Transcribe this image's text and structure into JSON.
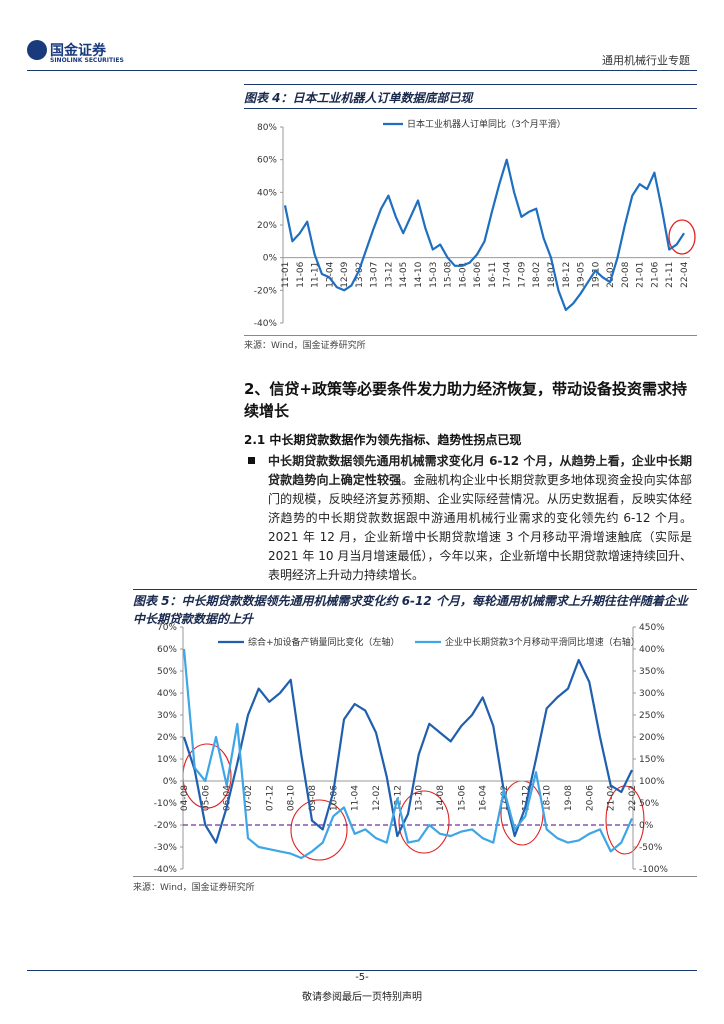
{
  "header": {
    "logo_cn": "国金证券",
    "logo_en": "SINOLINK SECURITIES",
    "doc_title": "通用机械行业专题"
  },
  "section": {
    "heading": "2、信贷+政策等必要条件发力助力经济恢复，带动设备投资需求持续增长",
    "subheading": "2.1 中长期贷款数据作为领先指标、趋势性拐点已现",
    "bullet_bold": "中长期贷款数据领先通用机械需求变化月 6-12 个月，从趋势上看，企业中长期贷款趋势向上确定性较强",
    "bullet_text": "。金融机构企业中长期贷款更多地体现资金投向实体部门的规模，反映经济复苏预期、企业实际经营情况。从历史数据看，反映实体经济趋势的中长期贷款数据跟中游通用机械行业需求的变化领先约 6-12 个月。2021 年 12 月，企业新增中长期贷款增速 3 个月移动平滑增速触底（实际是 2021 年 10 月当月增速最低），今年以来，企业新增中长期贷款增速持续回升、表明经济上升动力持续增长。"
  },
  "footer": {
    "page": "-5-",
    "note": "敬请参阅最后一页特别声明"
  },
  "chart_data": [
    {
      "type": "line",
      "title": "图表 4：日本工业机器人订单数据底部已现",
      "source": "来源：Wind，国金证券研究所",
      "categories": [
        "11-01",
        null,
        "11-06",
        null,
        "11-11",
        null,
        "12-04",
        null,
        "12-09",
        null,
        "13-02",
        null,
        "13-07",
        null,
        "13-12",
        null,
        "14-05",
        null,
        "14-10",
        null,
        "15-03",
        null,
        "15-08",
        null,
        "16-01",
        null,
        "16-06",
        null,
        "16-11",
        null,
        "17-04",
        null,
        "17-09",
        null,
        "18-02",
        null,
        "18-07",
        null,
        "18-12",
        null,
        "19-05",
        null,
        "19-10",
        null,
        "20-03",
        null,
        "20-08",
        null,
        "21-01",
        null,
        "21-06",
        null,
        "21-11",
        null,
        "22-04"
      ],
      "series": [
        {
          "name": "日本工业机器人订单同比（3个月平滑）",
          "color": "#1f6fc0",
          "values": [
            32,
            10,
            15,
            22,
            2,
            -10,
            -12,
            -18,
            -20,
            -17,
            -8,
            5,
            18,
            30,
            38,
            25,
            15,
            25,
            35,
            18,
            5,
            8,
            0,
            -5,
            -5,
            -3,
            2,
            10,
            28,
            45,
            60,
            40,
            25,
            28,
            30,
            12,
            0,
            -20,
            -32,
            -28,
            -22,
            -15,
            -8,
            -12,
            -15,
            0,
            20,
            38,
            45,
            42,
            52,
            30,
            5,
            8,
            15
          ]
        }
      ],
      "ylim": [
        -40,
        80
      ],
      "yticks": [
        {
          "value": -40,
          "label": "-40%"
        },
        {
          "value": -20,
          "label": "-20%"
        },
        {
          "value": 0,
          "label": "0%"
        },
        {
          "value": 20,
          "label": "20%"
        },
        {
          "value": 40,
          "label": "40%"
        },
        {
          "value": 60,
          "label": "60%"
        },
        {
          "value": 80,
          "label": "80%"
        }
      ]
    },
    {
      "type": "line",
      "title": "图表 5：中长期贷款数据领先通用机械需求变化约 6-12 个月，每轮通用机械需求上升期往往伴随着企业中长期贷款数据的上升",
      "source": "来源：Wind，国金证券研究所",
      "categories": [
        "04-08",
        null,
        "05-06",
        null,
        "06-04",
        null,
        "07-02",
        null,
        "07-12",
        null,
        "08-10",
        null,
        "09-08",
        null,
        "10-06",
        null,
        "11-04",
        null,
        "12-02",
        null,
        "12-12",
        null,
        "13-10",
        null,
        "14-08",
        null,
        "15-06",
        null,
        "16-04",
        null,
        "17-02",
        null,
        "17-12",
        null,
        "18-10",
        null,
        "19-08",
        null,
        "20-06",
        null,
        "21-04",
        null,
        "22-02"
      ],
      "series": [
        {
          "name": "综合+加设备产销量同比变化（左轴）",
          "color": "#1f5fae",
          "values": [
            20,
            5,
            -20,
            -28,
            -12,
            8,
            30,
            42,
            36,
            40,
            46,
            12,
            -18,
            -22,
            -5,
            28,
            35,
            32,
            22,
            2,
            -25,
            -15,
            12,
            26,
            22,
            18,
            25,
            30,
            38,
            25,
            -5,
            -25,
            -12,
            10,
            33,
            38,
            42,
            55,
            45,
            20,
            -2,
            -5,
            5
          ]
        },
        {
          "name": "企业中长期贷款3个月移动平滑同比增速（右轴）",
          "color": "#3ea6e6",
          "axis": "y2",
          "values": [
            400,
            130,
            100,
            200,
            90,
            230,
            -30,
            -50,
            -55,
            -60,
            -65,
            -75,
            -60,
            -40,
            20,
            40,
            -20,
            -10,
            -30,
            -40,
            60,
            -40,
            -35,
            0,
            -20,
            -25,
            -15,
            -10,
            -30,
            -40,
            80,
            -10,
            20,
            120,
            -10,
            -30,
            -40,
            -35,
            -20,
            -10,
            -60,
            -40,
            15
          ]
        }
      ],
      "reference_line": -20,
      "ylim": [
        -40,
        70
      ],
      "yticks": [
        {
          "value": -40,
          "label": "-40%"
        },
        {
          "value": -30,
          "label": "-30%"
        },
        {
          "value": -20,
          "label": "-20%"
        },
        {
          "value": -10,
          "label": "-10%"
        },
        {
          "value": 0,
          "label": "0%"
        },
        {
          "value": 10,
          "label": "10%"
        },
        {
          "value": 20,
          "label": "20%"
        },
        {
          "value": 30,
          "label": "30%"
        },
        {
          "value": 40,
          "label": "40%"
        },
        {
          "value": 50,
          "label": "50%"
        },
        {
          "value": 60,
          "label": "60%"
        },
        {
          "value": 70,
          "label": "70%"
        }
      ],
      "y2lim": [
        -100,
        450
      ],
      "y2ticks": [
        {
          "value": -100,
          "label": "-100%"
        },
        {
          "value": -50,
          "label": "-50%"
        },
        {
          "value": 0,
          "label": "0%"
        },
        {
          "value": 50,
          "label": "50%"
        },
        {
          "value": 100,
          "label": "100%"
        },
        {
          "value": 150,
          "label": "150%"
        },
        {
          "value": 200,
          "label": "200%"
        },
        {
          "value": 250,
          "label": "250%"
        },
        {
          "value": 300,
          "label": "300%"
        },
        {
          "value": 350,
          "label": "350%"
        },
        {
          "value": 400,
          "label": "400%"
        },
        {
          "value": 450,
          "label": "450%"
        }
      ]
    }
  ]
}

════════════════

--- Written request ---
Print every record above exactly as written, leaving out the pictures.

--- Solution to the exercise ---
Transcribe this image's text and structure into JSON.
{
  "header": {
    "logo_cn": "国金证券",
    "logo_en": "SINOLINK SECURITIES",
    "doc_title": "通用机械行业专题"
  },
  "section": {
    "heading": "2、信贷+政策等必要条件发力助力经济恢复，带动设备投资需求持续增长",
    "subheading": "2.1 中长期贷款数据作为领先指标、趋势性拐点已现",
    "bullet_bold": "中长期贷款数据领先通用机械需求变化月 6-12 个月，从趋势上看，企业中长期贷款趋势向上确定性较强",
    "bullet_text": "。金融机构企业中长期贷款更多地体现资金投向实体部门的规模，反映经济复苏预期、企业实际经营情况。从历史数据看，反映实体经济趋势的中长期贷款数据跟中游通用机械行业需求的变化领先约 6-12 个月。2021 年 12 月，企业新增中长期贷款增速 3 个月移动平滑增速触底（实际是 2021 年 10 月当月增速最低），今年以来，企业新增中长期贷款增速持续回升、表明经济上升动力持续增长。"
  },
  "footer": {
    "page": "-5-",
    "note": "敬请参阅最后一页特别声明"
  },
  "chart_data": [
    {
      "type": "line",
      "title": "图表 4：日本工业机器人订单数据底部已现",
      "source": "来源：Wind，国金证券研究所",
      "categories": [
        "11-01",
        null,
        "11-06",
        null,
        "11-11",
        null,
        "12-04",
        null,
        "12-09",
        null,
        "13-02",
        null,
        "13-07",
        null,
        "13-12",
        null,
        "14-05",
        null,
        "14-10",
        null,
        "15-03",
        null,
        "15-08",
        null,
        "16-01",
        null,
        "16-06",
        null,
        "16-11",
        null,
        "17-04",
        null,
        "17-09",
        null,
        "18-02",
        null,
        "18-07",
        null,
        "18-12",
        null,
        "19-05",
        null,
        "19-10",
        null,
        "20-03",
        null,
        "20-08",
        null,
        "21-01",
        null,
        "21-06",
        null,
        "21-11",
        null,
        "22-04"
      ],
      "series": [
        {
          "name": "日本工业机器人订单同比（3个月平滑）",
          "color": "#1f6fc0",
          "values": [
            32,
            10,
            15,
            22,
            2,
            -10,
            -12,
            -18,
            -20,
            -17,
            -8,
            5,
            18,
            30,
            38,
            25,
            15,
            25,
            35,
            18,
            5,
            8,
            0,
            -5,
            -5,
            -3,
            2,
            10,
            28,
            45,
            60,
            40,
            25,
            28,
            30,
            12,
            0,
            -20,
            -32,
            -28,
            -22,
            -15,
            -8,
            -12,
            -15,
            0,
            20,
            38,
            45,
            42,
            52,
            30,
            5,
            8,
            15
          ]
        }
      ],
      "ylim": [
        -40,
        80
      ],
      "yticks": [
        {
          "value": -40,
          "label": "-40%"
        },
        {
          "value": -20,
          "label": "-20%"
        },
        {
          "value": 0,
          "label": "0%"
        },
        {
          "value": 20,
          "label": "20%"
        },
        {
          "value": 40,
          "label": "40%"
        },
        {
          "value": 60,
          "label": "60%"
        },
        {
          "value": 80,
          "label": "80%"
        }
      ]
    },
    {
      "type": "line",
      "title": "图表 5：中长期贷款数据领先通用机械需求变化约 6-12 个月，每轮通用机械需求上升期往往伴随着企业中长期贷款数据的上升",
      "source": "来源：Wind，国金证券研究所",
      "categories": [
        "04-08",
        null,
        "05-06",
        null,
        "06-04",
        null,
        "07-02",
        null,
        "07-12",
        null,
        "08-10",
        null,
        "09-08",
        null,
        "10-06",
        null,
        "11-04",
        null,
        "12-02",
        null,
        "12-12",
        null,
        "13-10",
        null,
        "14-08",
        null,
        "15-06",
        null,
        "16-04",
        null,
        "17-02",
        null,
        "17-12",
        null,
        "18-10",
        null,
        "19-08",
        null,
        "20-06",
        null,
        "21-04",
        null,
        "22-02"
      ],
      "series": [
        {
          "name": "综合+加设备产销量同比变化（左轴）",
          "color": "#1f5fae",
          "values": [
            20,
            5,
            -20,
            -28,
            -12,
            8,
            30,
            42,
            36,
            40,
            46,
            12,
            -18,
            -22,
            -5,
            28,
            35,
            32,
            22,
            2,
            -25,
            -15,
            12,
            26,
            22,
            18,
            25,
            30,
            38,
            25,
            -5,
            -25,
            -12,
            10,
            33,
            38,
            42,
            55,
            45,
            20,
            -2,
            -5,
            5
          ]
        },
        {
          "name": "企业中长期贷款3个月移动平滑同比增速（右轴）",
          "color": "#3ea6e6",
          "axis": "y2",
          "values": [
            400,
            130,
            100,
            200,
            90,
            230,
            -30,
            -50,
            -55,
            -60,
            -65,
            -75,
            -60,
            -40,
            20,
            40,
            -20,
            -10,
            -30,
            -40,
            60,
            -40,
            -35,
            0,
            -20,
            -25,
            -15,
            -10,
            -30,
            -40,
            80,
            -10,
            20,
            120,
            -10,
            -30,
            -40,
            -35,
            -20,
            -10,
            -60,
            -40,
            15
          ]
        }
      ],
      "reference_line": -20,
      "ylim": [
        -40,
        70
      ],
      "yticks": [
        {
          "value": -40,
          "label": "-40%"
        },
        {
          "value": -30,
          "label": "-30%"
        },
        {
          "value": -20,
          "label": "-20%"
        },
        {
          "value": -10,
          "label": "-10%"
        },
        {
          "value": 0,
          "label": "0%"
        },
        {
          "value": 10,
          "label": "10%"
        },
        {
          "value": 20,
          "label": "20%"
        },
        {
          "value": 30,
          "label": "30%"
        },
        {
          "value": 40,
          "label": "40%"
        },
        {
          "value": 50,
          "label": "50%"
        },
        {
          "value": 60,
          "label": "60%"
        },
        {
          "value": 70,
          "label": "70%"
        }
      ],
      "y2lim": [
        -100,
        450
      ],
      "y2ticks": [
        {
          "value": -100,
          "label": "-100%"
        },
        {
          "value": -50,
          "label": "-50%"
        },
        {
          "value": 0,
          "label": "0%"
        },
        {
          "value": 50,
          "label": "50%"
        },
        {
          "value": 100,
          "label": "100%"
        },
        {
          "value": 150,
          "label": "150%"
        },
        {
          "value": 200,
          "label": "200%"
        },
        {
          "value": 250,
          "label": "250%"
        },
        {
          "value": 300,
          "label": "300%"
        },
        {
          "value": 350,
          "label": "350%"
        },
        {
          "value": 400,
          "label": "400%"
        },
        {
          "value": 450,
          "label": "450%"
        }
      ]
    }
  ]
}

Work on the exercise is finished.